- Exercise
Without altering anything, repeat each of the records.

::: Dataset rows :::

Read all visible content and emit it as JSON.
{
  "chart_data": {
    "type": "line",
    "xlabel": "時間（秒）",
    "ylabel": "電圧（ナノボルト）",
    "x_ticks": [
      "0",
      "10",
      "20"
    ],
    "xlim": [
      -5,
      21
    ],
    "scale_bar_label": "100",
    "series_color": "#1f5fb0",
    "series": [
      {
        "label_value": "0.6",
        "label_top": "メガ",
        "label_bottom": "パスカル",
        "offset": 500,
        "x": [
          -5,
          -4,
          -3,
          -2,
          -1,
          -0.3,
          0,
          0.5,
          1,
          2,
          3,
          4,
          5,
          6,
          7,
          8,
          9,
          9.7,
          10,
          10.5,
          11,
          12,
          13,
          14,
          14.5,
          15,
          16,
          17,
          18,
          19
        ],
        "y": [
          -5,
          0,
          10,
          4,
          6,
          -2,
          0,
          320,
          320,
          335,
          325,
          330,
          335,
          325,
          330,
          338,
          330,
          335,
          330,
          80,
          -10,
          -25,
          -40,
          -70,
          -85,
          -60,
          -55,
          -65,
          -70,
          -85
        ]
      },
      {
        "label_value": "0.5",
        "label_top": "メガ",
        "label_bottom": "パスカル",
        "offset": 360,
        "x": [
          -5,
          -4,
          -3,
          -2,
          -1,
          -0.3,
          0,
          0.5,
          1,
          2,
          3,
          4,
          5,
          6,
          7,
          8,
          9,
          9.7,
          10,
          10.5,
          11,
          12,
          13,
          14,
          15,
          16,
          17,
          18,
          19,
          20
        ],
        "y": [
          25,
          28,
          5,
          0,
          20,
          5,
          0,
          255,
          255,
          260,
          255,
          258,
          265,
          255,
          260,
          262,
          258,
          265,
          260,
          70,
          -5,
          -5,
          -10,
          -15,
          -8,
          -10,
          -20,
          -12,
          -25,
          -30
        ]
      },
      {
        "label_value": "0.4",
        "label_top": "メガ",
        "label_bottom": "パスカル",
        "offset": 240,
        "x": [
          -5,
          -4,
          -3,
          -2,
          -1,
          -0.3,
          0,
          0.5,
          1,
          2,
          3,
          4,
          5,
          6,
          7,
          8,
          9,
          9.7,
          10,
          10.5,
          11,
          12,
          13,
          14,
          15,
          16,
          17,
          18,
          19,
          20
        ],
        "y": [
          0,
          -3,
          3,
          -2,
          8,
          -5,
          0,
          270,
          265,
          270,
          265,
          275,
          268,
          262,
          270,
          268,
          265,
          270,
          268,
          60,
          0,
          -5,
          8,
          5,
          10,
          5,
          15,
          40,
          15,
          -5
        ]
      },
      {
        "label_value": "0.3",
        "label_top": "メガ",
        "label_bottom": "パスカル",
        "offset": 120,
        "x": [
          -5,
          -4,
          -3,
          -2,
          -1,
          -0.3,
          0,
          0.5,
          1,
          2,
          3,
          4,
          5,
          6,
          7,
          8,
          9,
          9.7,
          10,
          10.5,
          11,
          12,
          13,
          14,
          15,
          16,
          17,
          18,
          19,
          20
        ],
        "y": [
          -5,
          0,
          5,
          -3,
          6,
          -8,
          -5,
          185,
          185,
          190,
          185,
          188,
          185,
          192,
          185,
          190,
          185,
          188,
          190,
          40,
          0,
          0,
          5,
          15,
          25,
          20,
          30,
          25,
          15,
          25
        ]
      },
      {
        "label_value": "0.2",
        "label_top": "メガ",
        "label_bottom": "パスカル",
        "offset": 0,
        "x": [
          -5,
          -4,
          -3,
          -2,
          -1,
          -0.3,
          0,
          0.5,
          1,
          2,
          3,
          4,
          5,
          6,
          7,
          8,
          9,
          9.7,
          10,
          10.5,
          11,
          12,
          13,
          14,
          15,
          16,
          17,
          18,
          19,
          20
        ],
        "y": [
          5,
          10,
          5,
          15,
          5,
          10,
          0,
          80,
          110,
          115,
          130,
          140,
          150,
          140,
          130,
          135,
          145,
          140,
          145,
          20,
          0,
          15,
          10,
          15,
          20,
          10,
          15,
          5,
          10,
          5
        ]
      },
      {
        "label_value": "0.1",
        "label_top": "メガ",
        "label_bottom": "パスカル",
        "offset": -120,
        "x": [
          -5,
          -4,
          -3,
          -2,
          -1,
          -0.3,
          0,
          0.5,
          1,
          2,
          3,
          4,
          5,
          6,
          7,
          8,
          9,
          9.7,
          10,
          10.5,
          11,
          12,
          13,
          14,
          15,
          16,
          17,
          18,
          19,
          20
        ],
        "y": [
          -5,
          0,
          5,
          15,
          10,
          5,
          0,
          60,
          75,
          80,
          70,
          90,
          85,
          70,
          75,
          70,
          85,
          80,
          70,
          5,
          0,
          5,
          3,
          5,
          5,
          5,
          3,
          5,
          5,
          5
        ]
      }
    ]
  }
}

:::

- Full response
Read all visible content and emit it as JSON.
{
  "chart_data": {
    "type": "line",
    "xlabel": "時間（秒）",
    "ylabel": "電圧（ナノボルト）",
    "x_ticks": [
      "0",
      "10",
      "20"
    ],
    "xlim": [
      -5,
      21
    ],
    "scale_bar_label": "100",
    "series_color": "#1f5fb0",
    "series": [
      {
        "label_value": "0.6",
        "label_top": "メガ",
        "label_bottom": "パスカル",
        "offset": 500,
        "x": [
          -5,
          -4,
          -3,
          -2,
          -1,
          -0.3,
          0,
          0.5,
          1,
          2,
          3,
          4,
          5,
          6,
          7,
          8,
          9,
          9.7,
          10,
          10.5,
          11,
          12,
          13,
          14,
          14.5,
          15,
          16,
          17,
          18,
          19
        ],
        "y": [
          -5,
          0,
          10,
          4,
          6,
          -2,
          0,
          320,
          320,
          335,
          325,
          330,
          335,
          325,
          330,
          338,
          330,
          335,
          330,
          80,
          -10,
          -25,
          -40,
          -70,
          -85,
          -60,
          -55,
          -65,
          -70,
          -85
        ]
      },
      {
        "label_value": "0.5",
        "label_top": "メガ",
        "label_bottom": "パスカル",
        "offset": 360,
        "x": [
          -5,
          -4,
          -3,
          -2,
          -1,
          -0.3,
          0,
          0.5,
          1,
          2,
          3,
          4,
          5,
          6,
          7,
          8,
          9,
          9.7,
          10,
          10.5,
          11,
          12,
          13,
          14,
          15,
          16,
          17,
          18,
          19,
          20
        ],
        "y": [
          25,
          28,
          5,
          0,
          20,
          5,
          0,
          255,
          255,
          260,
          255,
          258,
          265,
          255,
          260,
          262,
          258,
          265,
          260,
          70,
          -5,
          -5,
          -10,
          -15,
          -8,
          -10,
          -20,
          -12,
          -25,
          -30
        ]
      },
      {
        "label_value": "0.4",
        "label_top": "メガ",
        "label_bottom": "パスカル",
        "offset": 240,
        "x": [
          -5,
          -4,
          -3,
          -2,
          -1,
          -0.3,
          0,
          0.5,
          1,
          2,
          3,
          4,
          5,
          6,
          7,
          8,
          9,
          9.7,
          10,
          10.5,
          11,
          12,
          13,
          14,
          15,
          16,
          17,
          18,
          19,
          20
        ],
        "y": [
          0,
          -3,
          3,
          -2,
          8,
          -5,
          0,
          270,
          265,
          270,
          265,
          275,
          268,
          262,
          270,
          268,
          265,
          270,
          268,
          60,
          0,
          -5,
          8,
          5,
          10,
          5,
          15,
          40,
          15,
          -5
        ]
      },
      {
        "label_value": "0.3",
        "label_top": "メガ",
        "label_bottom": "パスカル",
        "offset": 120,
        "x": [
          -5,
          -4,
          -3,
          -2,
          -1,
          -0.3,
          0,
          0.5,
          1,
          2,
          3,
          4,
          5,
          6,
          7,
          8,
          9,
          9.7,
          10,
          10.5,
          11,
          12,
          13,
          14,
          15,
          16,
          17,
          18,
          19,
          20
        ],
        "y": [
          -5,
          0,
          5,
          -3,
          6,
          -8,
          -5,
          185,
          185,
          190,
          185,
          188,
          185,
          192,
          185,
          190,
          185,
          188,
          190,
          40,
          0,
          0,
          5,
          15,
          25,
          20,
          30,
          25,
          15,
          25
        ]
      },
      {
        "label_value": "0.2",
        "label_top": "メガ",
        "label_bottom": "パスカル",
        "offset": 0,
        "x": [
          -5,
          -4,
          -3,
          -2,
          -1,
          -0.3,
          0,
          0.5,
          1,
          2,
          3,
          4,
          5,
          6,
          7,
          8,
          9,
          9.7,
          10,
          10.5,
          11,
          12,
          13,
          14,
          15,
          16,
          17,
          18,
          19,
          20
        ],
        "y": [
          5,
          10,
          5,
          15,
          5,
          10,
          0,
          80,
          110,
          115,
          130,
          140,
          150,
          140,
          130,
          135,
          145,
          140,
          145,
          20,
          0,
          15,
          10,
          15,
          20,
          10,
          15,
          5,
          10,
          5
        ]
      },
      {
        "label_value": "0.1",
        "label_top": "メガ",
        "label_bottom": "パスカル",
        "offset": -120,
        "x": [
          -5,
          -4,
          -3,
          -2,
          -1,
          -0.3,
          0,
          0.5,
          1,
          2,
          3,
          4,
          5,
          6,
          7,
          8,
          9,
          9.7,
          10,
          10.5,
          11,
          12,
          13,
          14,
          15,
          16,
          17,
          18,
          19,
          20
        ],
        "y": [
          -5,
          0,
          5,
          15,
          10,
          5,
          0,
          60,
          75,
          80,
          70,
          90,
          85,
          70,
          75,
          70,
          85,
          80,
          70,
          5,
          0,
          5,
          3,
          5,
          5,
          5,
          3,
          5,
          5,
          5
        ]
      }
    ]
  }
}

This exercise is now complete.